-- begin RECORDED INFORMATION --
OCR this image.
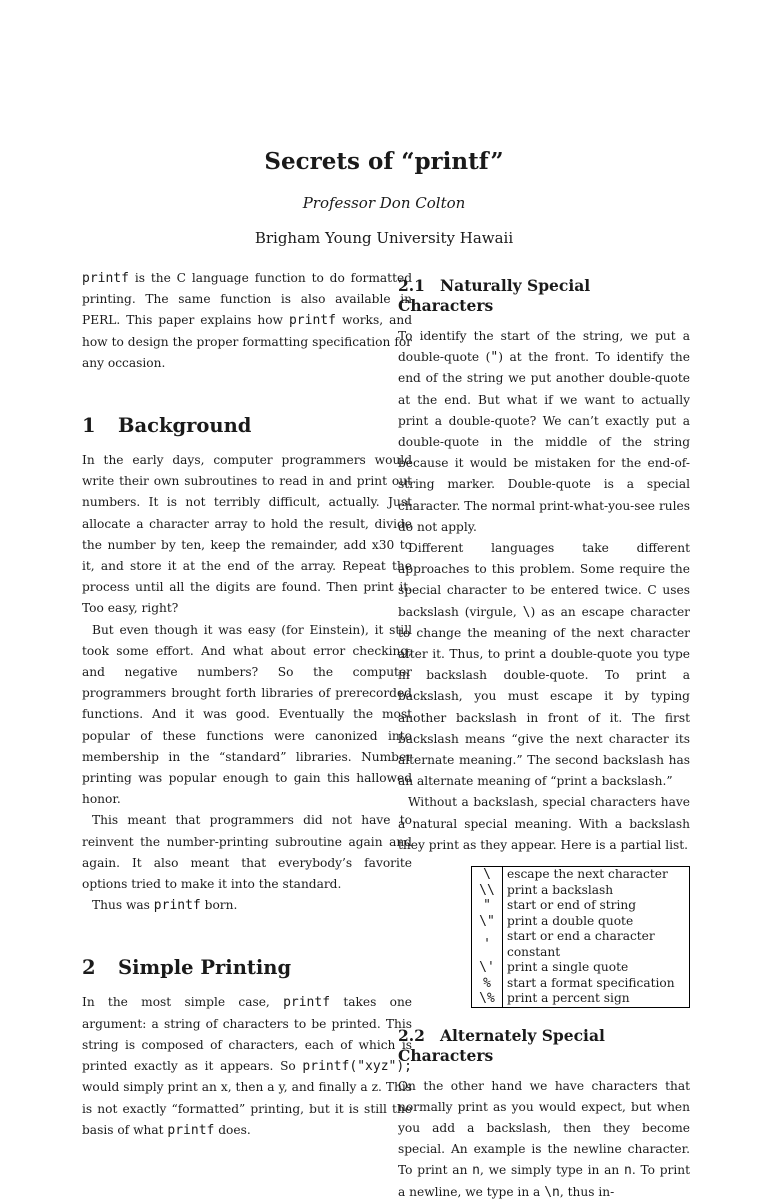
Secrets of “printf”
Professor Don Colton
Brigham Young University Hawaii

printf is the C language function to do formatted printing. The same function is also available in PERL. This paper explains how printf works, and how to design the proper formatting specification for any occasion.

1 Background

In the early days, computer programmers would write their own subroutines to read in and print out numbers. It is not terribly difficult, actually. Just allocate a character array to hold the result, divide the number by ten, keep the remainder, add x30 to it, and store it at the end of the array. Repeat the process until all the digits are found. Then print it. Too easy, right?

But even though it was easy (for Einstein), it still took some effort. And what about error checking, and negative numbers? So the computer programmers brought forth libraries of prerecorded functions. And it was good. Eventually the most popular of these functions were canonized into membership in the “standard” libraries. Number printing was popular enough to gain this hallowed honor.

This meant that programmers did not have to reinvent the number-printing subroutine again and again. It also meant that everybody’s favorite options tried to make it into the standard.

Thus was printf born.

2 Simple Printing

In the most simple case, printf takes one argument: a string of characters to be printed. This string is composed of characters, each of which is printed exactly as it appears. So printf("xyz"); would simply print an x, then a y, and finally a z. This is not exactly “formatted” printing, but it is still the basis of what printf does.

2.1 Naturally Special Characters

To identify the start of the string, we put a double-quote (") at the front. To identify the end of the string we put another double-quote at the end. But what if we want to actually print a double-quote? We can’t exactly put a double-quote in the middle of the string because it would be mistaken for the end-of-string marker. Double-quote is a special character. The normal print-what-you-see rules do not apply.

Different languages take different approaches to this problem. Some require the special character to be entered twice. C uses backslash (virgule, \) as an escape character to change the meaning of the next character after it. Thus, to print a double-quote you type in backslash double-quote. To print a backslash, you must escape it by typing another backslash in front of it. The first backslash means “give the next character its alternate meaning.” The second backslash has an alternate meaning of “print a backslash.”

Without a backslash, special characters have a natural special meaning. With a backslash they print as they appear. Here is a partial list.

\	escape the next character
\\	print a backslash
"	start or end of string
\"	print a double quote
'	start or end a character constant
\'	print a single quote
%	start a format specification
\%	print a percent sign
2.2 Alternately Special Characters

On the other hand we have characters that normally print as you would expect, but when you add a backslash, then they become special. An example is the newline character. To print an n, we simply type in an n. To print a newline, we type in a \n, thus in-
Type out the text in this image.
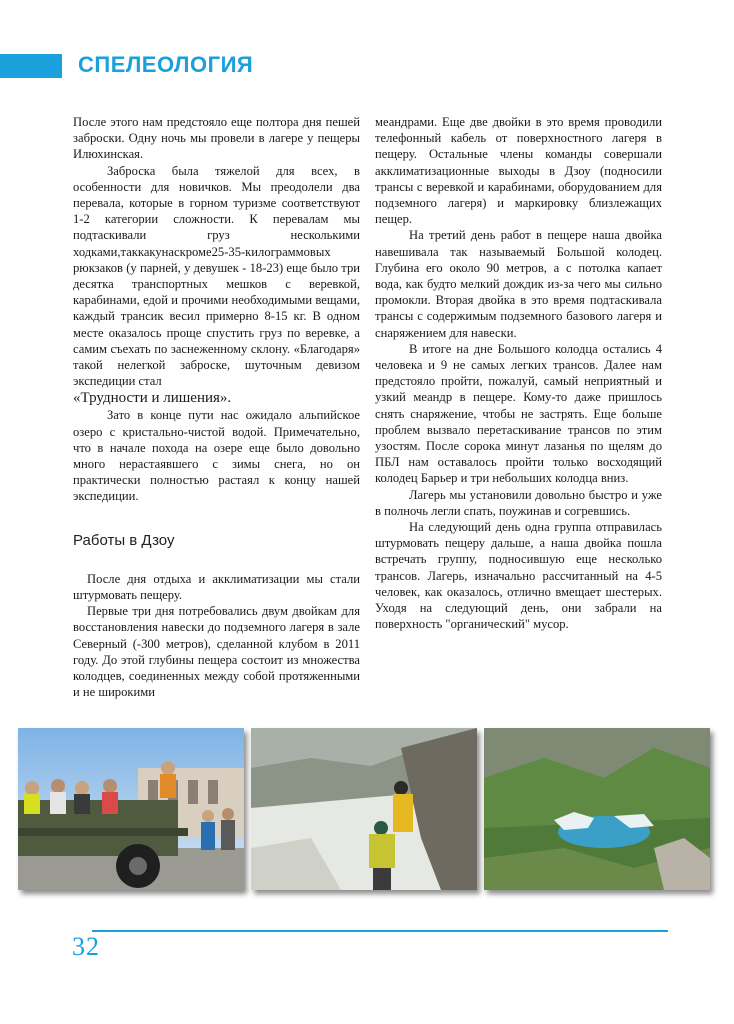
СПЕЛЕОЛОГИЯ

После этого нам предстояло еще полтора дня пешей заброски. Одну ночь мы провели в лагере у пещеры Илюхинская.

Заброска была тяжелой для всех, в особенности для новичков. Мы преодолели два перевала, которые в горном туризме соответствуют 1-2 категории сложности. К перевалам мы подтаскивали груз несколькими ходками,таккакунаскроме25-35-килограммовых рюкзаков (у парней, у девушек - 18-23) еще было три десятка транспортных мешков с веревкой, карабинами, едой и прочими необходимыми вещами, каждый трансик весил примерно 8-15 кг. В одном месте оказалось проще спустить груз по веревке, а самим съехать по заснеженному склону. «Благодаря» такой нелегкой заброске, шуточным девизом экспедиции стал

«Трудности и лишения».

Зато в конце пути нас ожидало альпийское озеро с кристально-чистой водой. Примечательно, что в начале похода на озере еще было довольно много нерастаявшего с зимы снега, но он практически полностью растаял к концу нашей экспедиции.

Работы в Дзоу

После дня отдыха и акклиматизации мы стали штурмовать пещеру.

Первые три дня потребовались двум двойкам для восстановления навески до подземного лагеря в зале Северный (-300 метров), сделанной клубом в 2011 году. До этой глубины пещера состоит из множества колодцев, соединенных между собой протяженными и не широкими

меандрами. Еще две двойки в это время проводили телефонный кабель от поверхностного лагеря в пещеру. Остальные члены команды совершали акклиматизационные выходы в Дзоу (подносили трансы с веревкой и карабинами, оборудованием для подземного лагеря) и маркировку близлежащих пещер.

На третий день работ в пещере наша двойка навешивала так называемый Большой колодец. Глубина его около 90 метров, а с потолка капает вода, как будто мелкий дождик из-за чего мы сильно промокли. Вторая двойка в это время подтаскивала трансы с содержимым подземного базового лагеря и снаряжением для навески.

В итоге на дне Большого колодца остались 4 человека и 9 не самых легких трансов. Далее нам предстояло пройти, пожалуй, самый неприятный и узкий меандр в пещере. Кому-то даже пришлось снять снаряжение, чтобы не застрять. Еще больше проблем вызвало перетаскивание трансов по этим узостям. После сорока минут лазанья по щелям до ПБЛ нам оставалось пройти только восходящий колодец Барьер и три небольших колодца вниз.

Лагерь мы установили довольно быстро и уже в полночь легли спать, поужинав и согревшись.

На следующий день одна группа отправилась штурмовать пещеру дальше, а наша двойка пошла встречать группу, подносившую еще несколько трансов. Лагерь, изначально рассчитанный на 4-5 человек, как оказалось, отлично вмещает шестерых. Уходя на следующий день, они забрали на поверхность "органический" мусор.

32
-- end RECORDED INFORMATION --
*GOAL*.
Gather and return every line that holds the string "было".

*IN RESPONSE*.
Заброска была тяжелой для всех, в особенности для новичков. Мы преодолели два перевала, которые в горном туризме соответствуют 1-2 категории сложности. К перевалам мы подтаскивали груз несколькими ходками,таккакунаскроме25-35-килограммовых рюкзаков (у парней, у девушек - 18-23) еще было три десятка транспортных мешков с веревкой, карабинами, едой и прочими необходимыми вещами, каждый трансик весил примерно 8-15 кг. В одном месте оказалось проще спустить груз по веревке, а самим съехать по заснеженному склону. «Благодаря» такой нелегкой заброске, шуточным девизом экспедиции стал
Зато в конце пути нас ожидало альпийское озеро с кристально-чистой водой. Примечательно, что в начале похода на озере еще было довольно много нерастаявшего с зимы снега, но он практически полностью растаял к концу нашей экспедиции.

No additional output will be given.